▸ Reading passage
Roanoke students are keeping field notebooks and identifying trees, forest wildflowers, birds and other wildlife in the region through this course led by Dr. Rachel Collins. The class also is spending six days camping in the Great Smokey Mountain National Park in Tennessee.

Health and Happiness

The class, led by Dr. Michael Maina, examines happiness and its impact on wellness. Students are spending this week in Cape Hatteras, North Carolina, for ocean-based activities and exploring the nature of happiness and its influence on health.

Politics in Art

Politics and art are intertwined, and students are exploring both through discussion of films, books and a trip to Washington D.C., where they will visit well known sites and museums and learn about the architecture of major buildings, monuments, and the design of the city itself. The course is led by Dr. Marit Berntson.

American Political Parties

U.S. politics comes to life for students taking this course. The class, led by Dr. Bryan Parsons, is divided into three parties - Republican, Democrat, and a yet-to-be-named third party. Students are taking day trips to Washington, D.C., and Richmond, Virginia, to meet with party leaders and debate the State of the Parties in politics today.

Adventure into Nature

This course, taught by Dr. Steve Powers, offers extensive insight into the geology, plants and animals of the southern Appalachians and their interactions with each other and human inhabitants. Several backpacking trips in Virginia and West Virginia are part of the class.

▸ What the task asks
Answer these questions using the course descriptions:
1. Who leads the Health and Happiness class?
2. How many parties is the American Political Parties class divided into?
3. In which states does the Adventure into Nature class take backpacking trips?
The data that comes next has no connection to the course descriptions.

Visual layout annotation data
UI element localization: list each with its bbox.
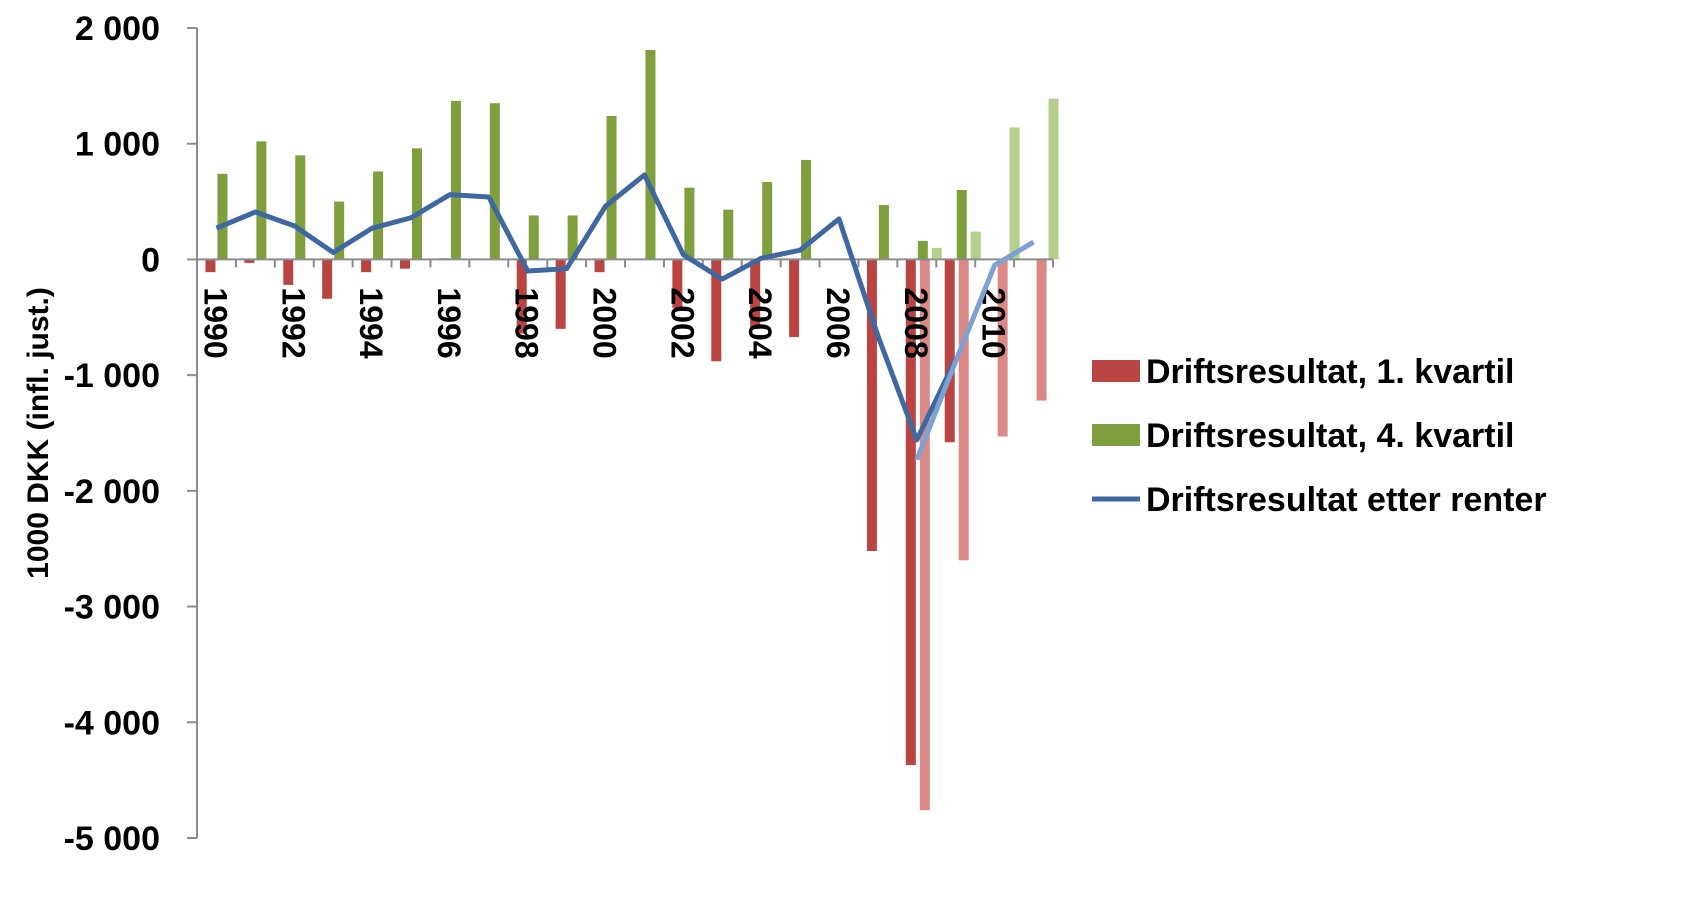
bar-q1	[905, 259, 916, 766]
x-tick-label: 1996	[431, 287, 467, 358]
bar-q1	[400, 259, 410, 269]
bar-q1	[322, 259, 333, 299]
legend-label-line: Driftsresultat etter renter	[1146, 481, 1547, 519]
bar-q1	[672, 259, 683, 309]
bar-q4-projection	[1009, 127, 1020, 260]
bar-q4	[450, 100, 461, 260]
bar-q1	[283, 259, 294, 285]
bar-q1	[594, 259, 605, 273]
bar-q1-projection	[1036, 259, 1047, 401]
legend-label-q1: Driftsresultat, 1. kvartil	[1146, 353, 1514, 391]
x-tick-label: 2008	[898, 287, 934, 358]
bar-q4	[606, 115, 617, 260]
bar-q1	[750, 259, 761, 329]
bar-q4	[256, 141, 267, 260]
x-tick-label: 1998	[509, 287, 545, 358]
bar-q4	[645, 49, 656, 260]
bar-q1	[866, 259, 877, 552]
legend: Driftsresultat, 1. kvartil Driftsresultat…	[1092, 353, 1547, 519]
legend-swatch-q4	[1092, 424, 1140, 446]
bar-q4	[917, 240, 928, 260]
line-series	[215, 172, 1035, 461]
y-axis-label: 1000 DKK (infl. just.)	[22, 287, 55, 579]
x-tick-label: 2006	[820, 287, 856, 358]
bar-q1-projection	[919, 259, 930, 811]
y-tick-label: -3 000	[64, 589, 160, 627]
y-tick-label: 2 000	[75, 10, 160, 48]
y-tick-label: -1 000	[64, 357, 160, 395]
bar-q4	[412, 148, 422, 260]
bar-q1	[244, 259, 255, 263]
bar-q4	[684, 187, 695, 260]
x-tick-label: 2000	[587, 287, 623, 358]
bar-q4	[878, 205, 889, 260]
y-tick-label: 0	[141, 241, 160, 279]
bar-q4	[217, 173, 228, 260]
bar-q4-projection	[1048, 98, 1059, 260]
bar-q4-projection	[970, 231, 981, 260]
bar-q4	[956, 190, 967, 260]
bar-q4-projection	[931, 247, 942, 260]
y-axis: 2 000 1 000 0 -1 000 -2 000 -3 000 -4 000 -5 00…	[64, 10, 198, 858]
bar-q4	[489, 103, 500, 260]
bar-q1	[789, 259, 800, 337]
y-tick-label: -5 000	[64, 820, 160, 858]
bars	[205, 49, 1059, 811]
bar-q1	[516, 259, 527, 334]
bar-q4	[801, 159, 812, 260]
bar-q1-projection	[997, 259, 1008, 437]
bar-q1	[711, 259, 722, 362]
bar-q4	[528, 215, 539, 260]
y-tick-label: 1 000	[75, 126, 160, 164]
bar-q4	[334, 201, 345, 260]
bar-q4	[295, 155, 306, 260]
x-tick-label: 2004	[742, 287, 778, 358]
bar-q1	[555, 259, 566, 329]
line-projection	[914, 239, 1035, 461]
x-tick-label: 1992	[275, 287, 311, 358]
line-actual	[215, 172, 958, 443]
x-axis: 1990 1992 1994 1996 1998 2000 2002 2004 2006 2008…	[196, 258, 1054, 359]
bar-q4	[762, 181, 773, 260]
legend-label-q4: Driftsresultat, 4. kvartil	[1146, 417, 1514, 455]
legend-swatch-q1	[1092, 360, 1140, 382]
bar-q1	[944, 259, 955, 443]
bar-q1	[205, 259, 216, 273]
bar-q1	[361, 259, 372, 273]
x-tick-label: 2002	[664, 287, 700, 358]
bar-q1-projection	[958, 259, 969, 561]
bar-q4	[723, 209, 734, 260]
x-tick-label: 1994	[353, 287, 389, 358]
bar-q4	[567, 215, 578, 260]
bar-q4	[373, 171, 384, 260]
x-tick-label: 1990	[197, 287, 233, 358]
y-tick-label: -2 000	[64, 473, 160, 511]
y-tick-label: -4 000	[64, 704, 160, 742]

▸ Finished exercise
1. Dr. Michael Maina
2. Three
3. Virginia and West Virginia